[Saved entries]
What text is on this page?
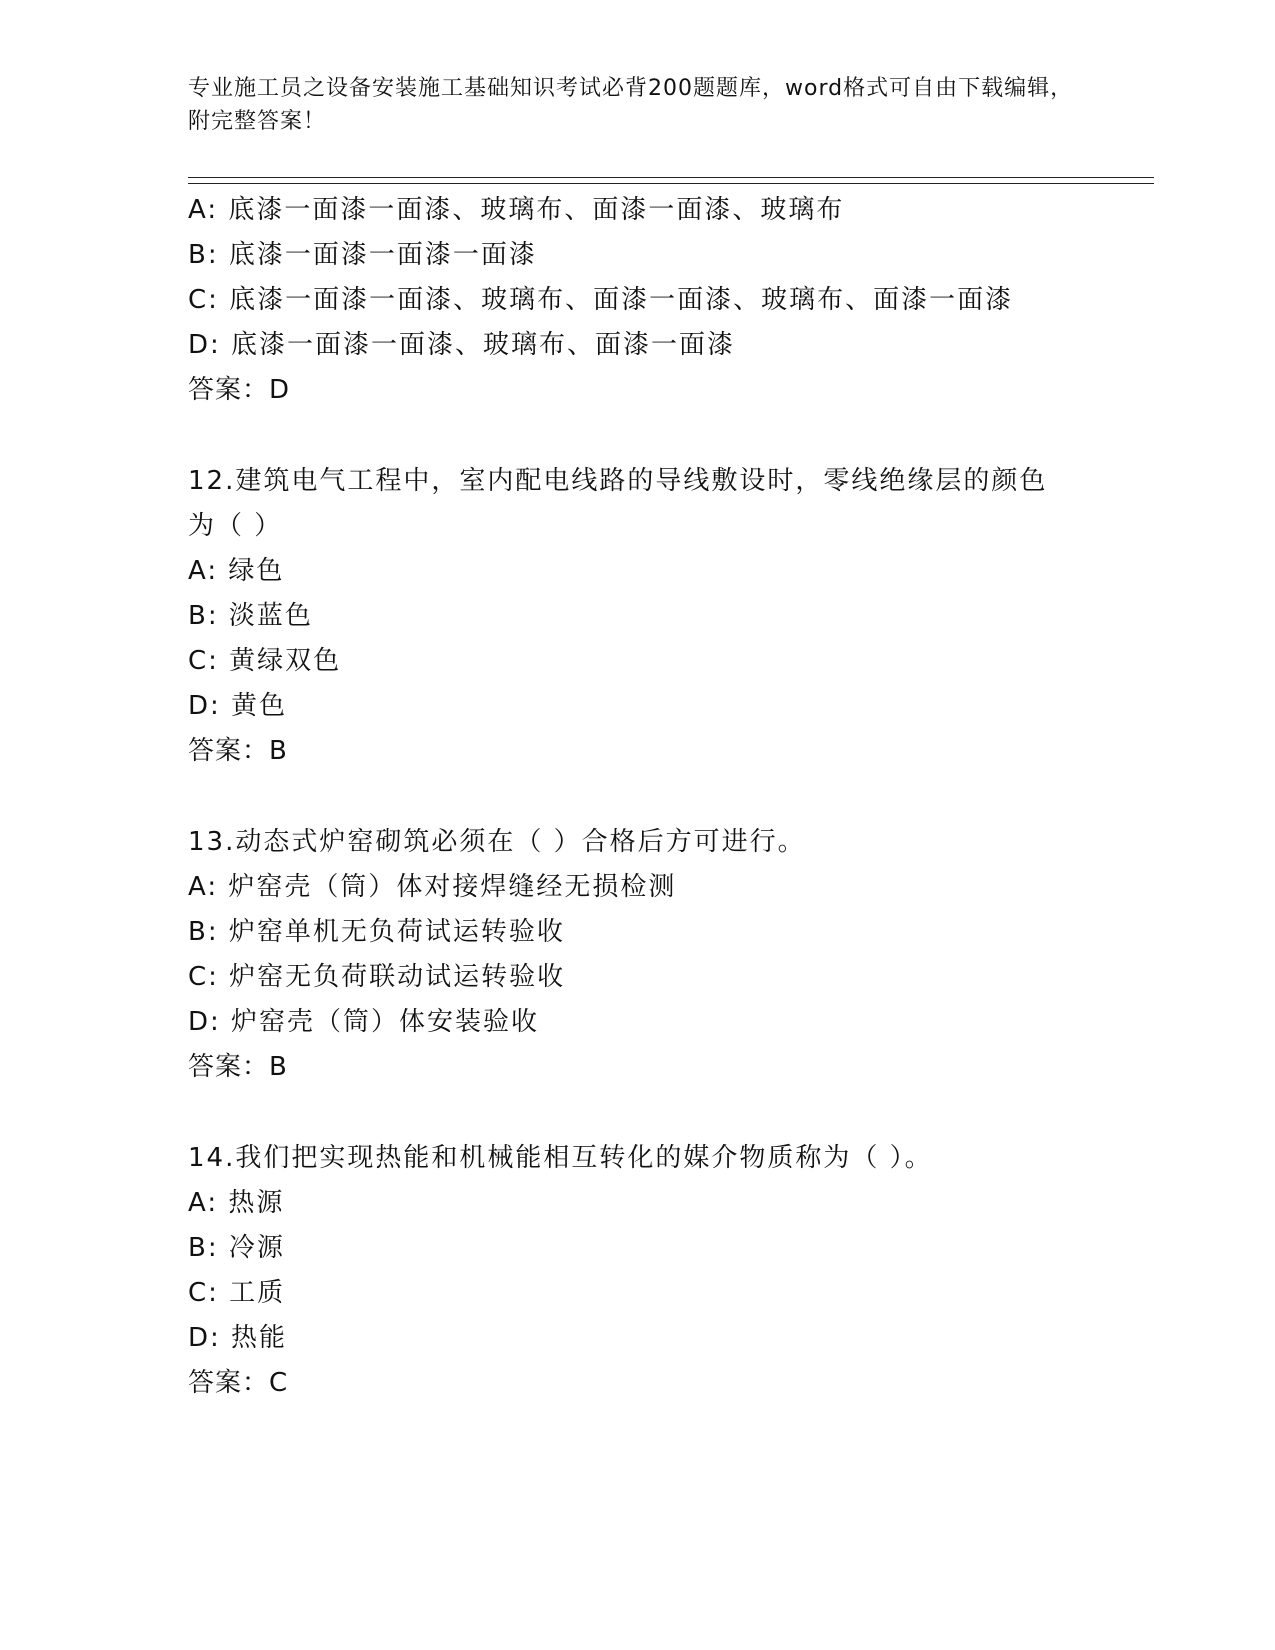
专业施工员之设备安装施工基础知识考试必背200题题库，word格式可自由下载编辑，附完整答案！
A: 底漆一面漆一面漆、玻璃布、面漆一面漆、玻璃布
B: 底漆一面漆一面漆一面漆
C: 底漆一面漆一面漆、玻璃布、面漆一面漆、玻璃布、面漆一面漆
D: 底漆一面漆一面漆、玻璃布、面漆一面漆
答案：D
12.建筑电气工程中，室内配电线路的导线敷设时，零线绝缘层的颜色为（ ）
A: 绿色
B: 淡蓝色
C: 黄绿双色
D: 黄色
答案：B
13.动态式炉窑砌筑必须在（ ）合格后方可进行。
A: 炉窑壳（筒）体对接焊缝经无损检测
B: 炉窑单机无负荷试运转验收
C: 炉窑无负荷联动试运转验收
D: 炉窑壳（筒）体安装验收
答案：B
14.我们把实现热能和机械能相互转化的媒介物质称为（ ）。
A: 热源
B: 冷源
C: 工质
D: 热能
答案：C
--
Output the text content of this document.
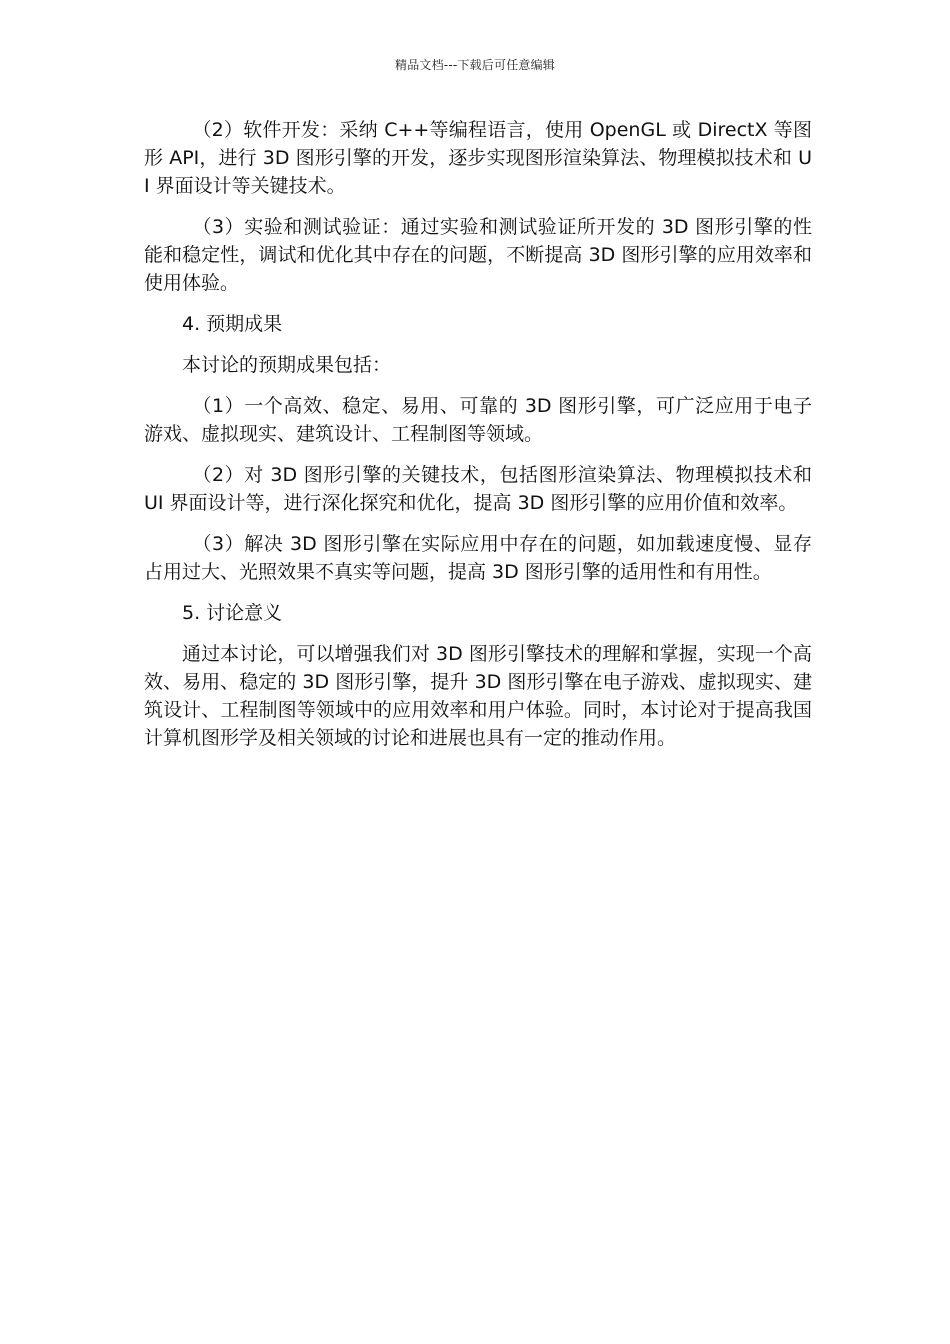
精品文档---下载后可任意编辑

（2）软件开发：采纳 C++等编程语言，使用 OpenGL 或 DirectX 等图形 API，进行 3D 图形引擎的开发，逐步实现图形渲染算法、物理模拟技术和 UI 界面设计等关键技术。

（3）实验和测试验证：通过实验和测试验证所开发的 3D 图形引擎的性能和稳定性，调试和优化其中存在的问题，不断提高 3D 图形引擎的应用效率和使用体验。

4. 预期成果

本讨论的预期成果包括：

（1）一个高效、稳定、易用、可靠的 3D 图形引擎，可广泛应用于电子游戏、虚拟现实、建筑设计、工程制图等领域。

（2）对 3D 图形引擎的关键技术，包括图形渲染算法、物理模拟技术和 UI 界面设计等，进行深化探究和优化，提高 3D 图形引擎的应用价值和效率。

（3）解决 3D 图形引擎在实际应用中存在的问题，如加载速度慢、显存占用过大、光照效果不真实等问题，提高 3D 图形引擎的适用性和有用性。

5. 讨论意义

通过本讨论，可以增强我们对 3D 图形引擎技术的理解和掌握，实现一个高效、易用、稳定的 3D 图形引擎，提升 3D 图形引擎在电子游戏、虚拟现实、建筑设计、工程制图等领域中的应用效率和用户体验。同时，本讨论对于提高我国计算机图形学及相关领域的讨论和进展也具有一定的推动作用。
--
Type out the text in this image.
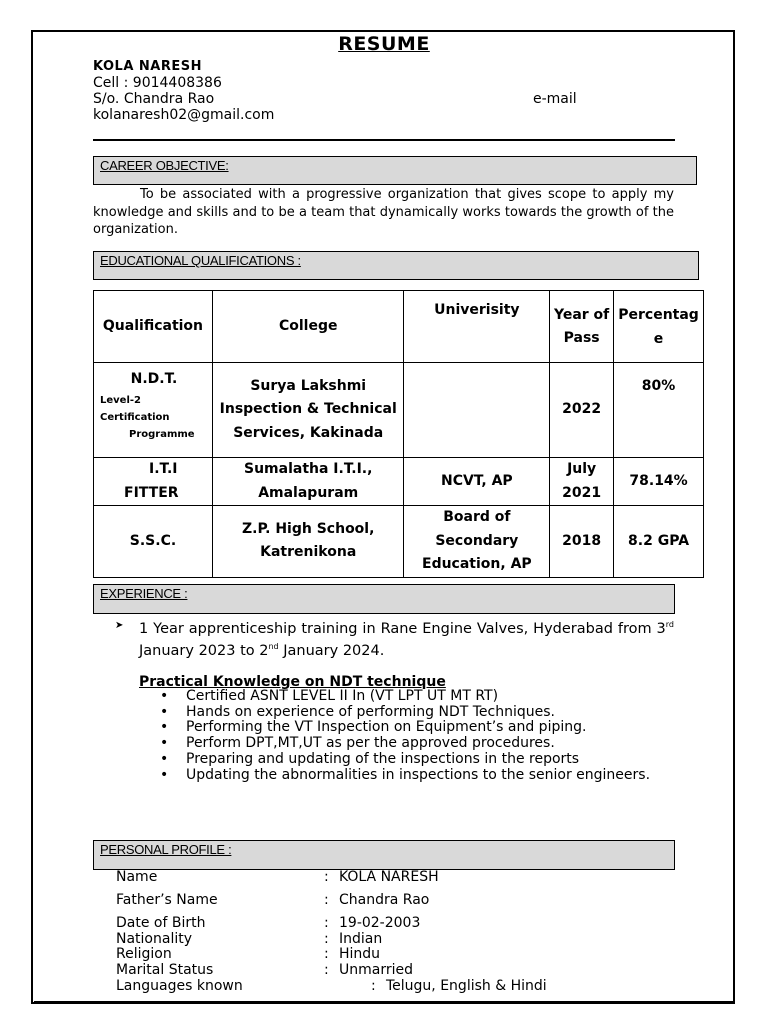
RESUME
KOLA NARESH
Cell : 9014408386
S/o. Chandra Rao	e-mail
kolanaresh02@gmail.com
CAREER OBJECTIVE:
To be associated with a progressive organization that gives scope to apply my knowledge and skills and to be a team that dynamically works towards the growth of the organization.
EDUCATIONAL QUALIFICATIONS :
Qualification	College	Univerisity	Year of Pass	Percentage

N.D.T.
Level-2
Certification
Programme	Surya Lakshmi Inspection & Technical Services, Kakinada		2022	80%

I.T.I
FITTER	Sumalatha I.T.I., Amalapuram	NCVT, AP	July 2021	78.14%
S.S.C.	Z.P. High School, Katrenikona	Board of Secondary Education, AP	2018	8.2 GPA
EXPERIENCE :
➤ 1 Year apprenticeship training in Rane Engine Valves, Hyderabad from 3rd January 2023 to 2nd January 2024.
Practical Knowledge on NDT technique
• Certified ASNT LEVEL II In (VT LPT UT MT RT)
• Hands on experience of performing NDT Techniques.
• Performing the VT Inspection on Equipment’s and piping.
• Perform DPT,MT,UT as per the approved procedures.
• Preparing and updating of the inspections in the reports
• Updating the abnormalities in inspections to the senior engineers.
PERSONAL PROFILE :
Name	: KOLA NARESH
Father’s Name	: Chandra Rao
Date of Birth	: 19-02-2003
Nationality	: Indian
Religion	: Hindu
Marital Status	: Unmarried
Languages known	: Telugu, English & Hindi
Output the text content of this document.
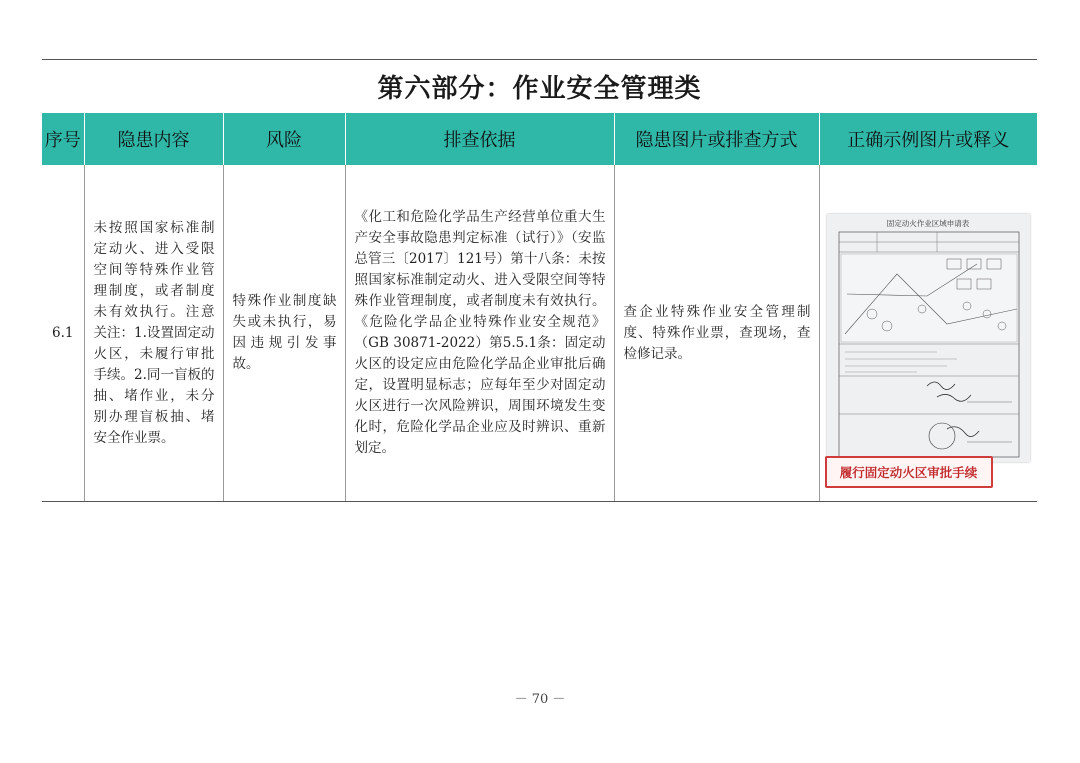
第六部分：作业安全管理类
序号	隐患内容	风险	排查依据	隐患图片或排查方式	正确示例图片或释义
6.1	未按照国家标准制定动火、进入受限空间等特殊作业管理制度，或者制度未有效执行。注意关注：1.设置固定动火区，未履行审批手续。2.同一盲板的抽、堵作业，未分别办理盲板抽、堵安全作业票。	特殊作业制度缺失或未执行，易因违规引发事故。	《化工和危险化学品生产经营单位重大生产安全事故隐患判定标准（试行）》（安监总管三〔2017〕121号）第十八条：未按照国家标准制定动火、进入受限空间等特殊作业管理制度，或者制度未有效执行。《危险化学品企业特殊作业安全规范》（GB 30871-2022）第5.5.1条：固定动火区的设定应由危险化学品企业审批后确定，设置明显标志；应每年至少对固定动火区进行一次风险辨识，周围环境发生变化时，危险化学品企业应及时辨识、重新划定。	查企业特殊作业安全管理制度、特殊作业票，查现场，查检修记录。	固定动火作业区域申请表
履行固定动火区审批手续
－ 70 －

● Exercise details
From the entries above, return each line with the word "Year" in it.

● Finished exercise
Qualification	College	Univerisity	Year of Pass	Percentage
➤ 1 Year apprenticeship training in Rane Engine Valves, Hyderabad from 3rd January 2023 to 2nd January 2024.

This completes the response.